● EXERCISE AIM
Of the lines in the listing below, how many hold "this"? Answer with the number only.

BEGIN MATERIAL FOR THE TASK

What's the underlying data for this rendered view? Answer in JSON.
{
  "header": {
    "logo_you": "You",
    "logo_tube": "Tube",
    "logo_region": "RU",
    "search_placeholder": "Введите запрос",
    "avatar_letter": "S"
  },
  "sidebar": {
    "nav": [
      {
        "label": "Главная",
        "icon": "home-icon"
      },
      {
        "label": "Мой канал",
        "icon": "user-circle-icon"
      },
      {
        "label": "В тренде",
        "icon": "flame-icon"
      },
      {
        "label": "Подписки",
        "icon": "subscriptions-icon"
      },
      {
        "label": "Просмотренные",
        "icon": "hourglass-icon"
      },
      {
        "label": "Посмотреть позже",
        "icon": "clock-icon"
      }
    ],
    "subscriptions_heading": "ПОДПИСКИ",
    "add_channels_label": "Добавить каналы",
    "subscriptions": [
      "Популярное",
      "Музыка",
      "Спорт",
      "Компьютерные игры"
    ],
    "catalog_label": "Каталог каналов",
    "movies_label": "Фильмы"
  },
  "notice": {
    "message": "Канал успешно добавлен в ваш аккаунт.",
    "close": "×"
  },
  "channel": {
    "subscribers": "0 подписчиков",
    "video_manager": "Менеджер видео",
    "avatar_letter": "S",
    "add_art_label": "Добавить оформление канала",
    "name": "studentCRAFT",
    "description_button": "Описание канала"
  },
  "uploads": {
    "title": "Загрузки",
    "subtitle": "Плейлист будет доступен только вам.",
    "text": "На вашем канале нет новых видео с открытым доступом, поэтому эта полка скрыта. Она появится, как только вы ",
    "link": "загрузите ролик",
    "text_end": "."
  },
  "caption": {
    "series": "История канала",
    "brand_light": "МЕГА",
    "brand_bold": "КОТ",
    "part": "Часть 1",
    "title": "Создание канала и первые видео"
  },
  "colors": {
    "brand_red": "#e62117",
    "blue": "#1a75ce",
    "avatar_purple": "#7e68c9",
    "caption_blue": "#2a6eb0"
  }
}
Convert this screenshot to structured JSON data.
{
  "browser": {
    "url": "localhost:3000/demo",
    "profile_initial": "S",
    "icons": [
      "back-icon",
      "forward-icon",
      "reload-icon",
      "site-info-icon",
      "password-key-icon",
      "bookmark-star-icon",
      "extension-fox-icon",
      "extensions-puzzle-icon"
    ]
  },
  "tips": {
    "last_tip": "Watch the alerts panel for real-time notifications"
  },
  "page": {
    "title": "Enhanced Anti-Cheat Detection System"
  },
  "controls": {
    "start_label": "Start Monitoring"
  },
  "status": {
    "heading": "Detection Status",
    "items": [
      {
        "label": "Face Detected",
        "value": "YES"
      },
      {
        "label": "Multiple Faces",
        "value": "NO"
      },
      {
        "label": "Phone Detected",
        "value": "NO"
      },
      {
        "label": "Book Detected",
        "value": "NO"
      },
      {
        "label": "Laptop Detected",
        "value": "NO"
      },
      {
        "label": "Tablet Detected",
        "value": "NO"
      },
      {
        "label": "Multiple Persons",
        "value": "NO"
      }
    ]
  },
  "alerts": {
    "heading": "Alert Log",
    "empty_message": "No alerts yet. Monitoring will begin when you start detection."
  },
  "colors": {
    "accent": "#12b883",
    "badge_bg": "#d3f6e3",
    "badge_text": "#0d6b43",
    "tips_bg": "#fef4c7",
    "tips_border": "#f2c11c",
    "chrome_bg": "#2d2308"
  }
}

END MATERIAL FOR THE TASK

● FULL RESPONSE
2